• [STATED EXERCISE]:
Reading down the listing below, count the lines where the word "score" shows up, then give only that count.

• [DATA SHOWN]:
++++++

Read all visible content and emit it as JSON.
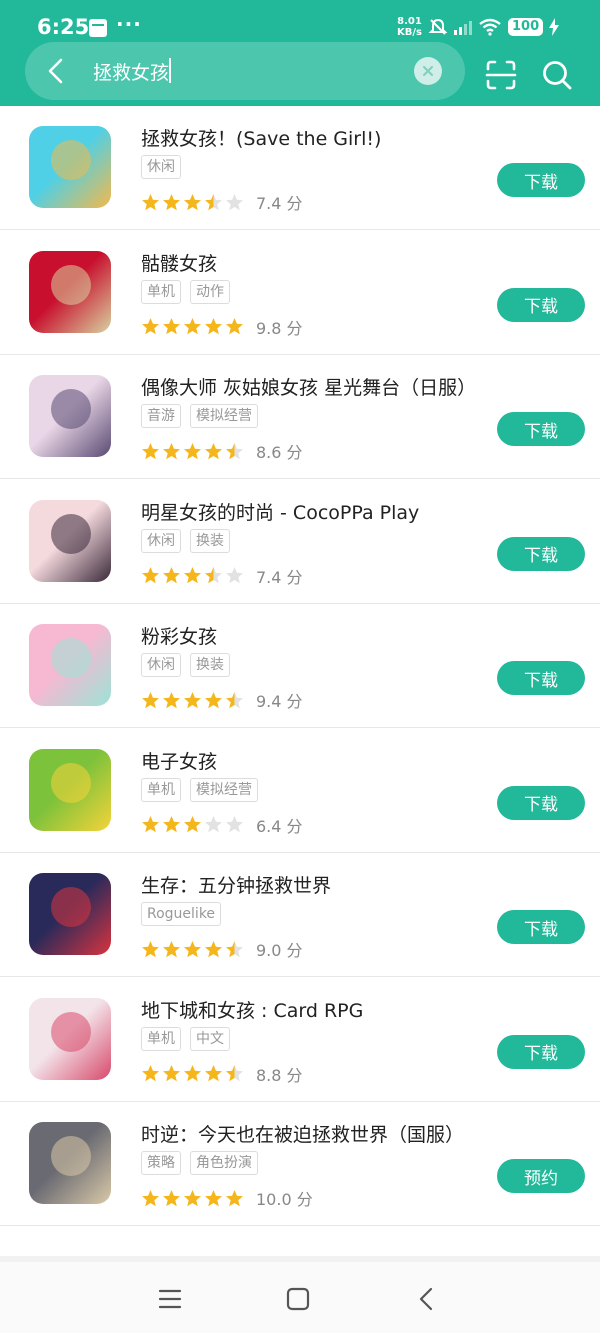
{
  "status_bar": {
    "time": "6:25",
    "dots": "···",
    "speed_value": "8.01",
    "speed_unit": "KB/s",
    "battery": "100"
  },
  "search": {
    "query": "拯救女孩"
  },
  "results": [
    {
      "title": "拯救女孩！(Save the Girl!)",
      "tags": [
        "休闲"
      ],
      "rating": 3.5,
      "score": "7.4 分",
      "action": "下载",
      "icon": "save-the-girl-icon",
      "colors": [
        "#4fd0e6",
        "#f3b94b"
      ]
    },
    {
      "title": "骷髅女孩",
      "tags": [
        "单机",
        "动作"
      ],
      "rating": 5,
      "score": "9.8 分",
      "action": "下载",
      "icon": "skullgirls-icon",
      "colors": [
        "#c8102e",
        "#d8d2a0"
      ]
    },
    {
      "title": "偶像大师 灰姑娘女孩 星光舞台（日服）",
      "tags": [
        "音游",
        "模拟经营"
      ],
      "rating": 4.5,
      "score": "8.6 分",
      "action": "下载",
      "icon": "idolmaster-icon",
      "colors": [
        "#e9d6e6",
        "#5a4a72"
      ]
    },
    {
      "title": "明星女孩的时尚 - CocoPPa Play",
      "tags": [
        "休闲",
        "换装"
      ],
      "rating": 3.5,
      "score": "7.4 分",
      "action": "下载",
      "icon": "cocoppa-icon",
      "colors": [
        "#f4d9dd",
        "#3b2a3a"
      ]
    },
    {
      "title": "粉彩女孩",
      "tags": [
        "休闲",
        "换装"
      ],
      "rating": 4.5,
      "score": "9.4 分",
      "action": "下载",
      "icon": "pastel-girl-icon",
      "colors": [
        "#f7b8d2",
        "#9be3d6"
      ]
    },
    {
      "title": "电子女孩",
      "tags": [
        "单机",
        "模拟经营"
      ],
      "rating": 3,
      "score": "6.4 分",
      "action": "下载",
      "icon": "tamagotchi-icon",
      "colors": [
        "#7dc23b",
        "#f5d33a"
      ]
    },
    {
      "title": "生存：五分钟拯救世界",
      "tags": [
        "Roguelike"
      ],
      "rating": 4.5,
      "score": "9.0 分",
      "action": "下载",
      "icon": "survive-icon",
      "colors": [
        "#2a2a5a",
        "#d8343f"
      ]
    },
    {
      "title": "地下城和女孩 : Card RPG",
      "tags": [
        "单机",
        "中文"
      ],
      "rating": 4.5,
      "score": "8.8 分",
      "action": "下载",
      "icon": "dungeon-girl-icon",
      "colors": [
        "#f3e4ea",
        "#d84a6b"
      ]
    },
    {
      "title": "时逆：今天也在被迫拯救世界（国服）",
      "tags": [
        "策略",
        "角色扮演"
      ],
      "rating": 5,
      "score": "10.0 分",
      "action": "预约",
      "icon": "shini-icon",
      "colors": [
        "#6a6a72",
        "#d9c9a8"
      ]
    }
  ],
  "colors": {
    "brand": "#22b89a",
    "star_filled": "#f5b61b",
    "star_empty": "#e2e2e2"
  }
}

++++++

• [CORRECT OUTPUT]:
9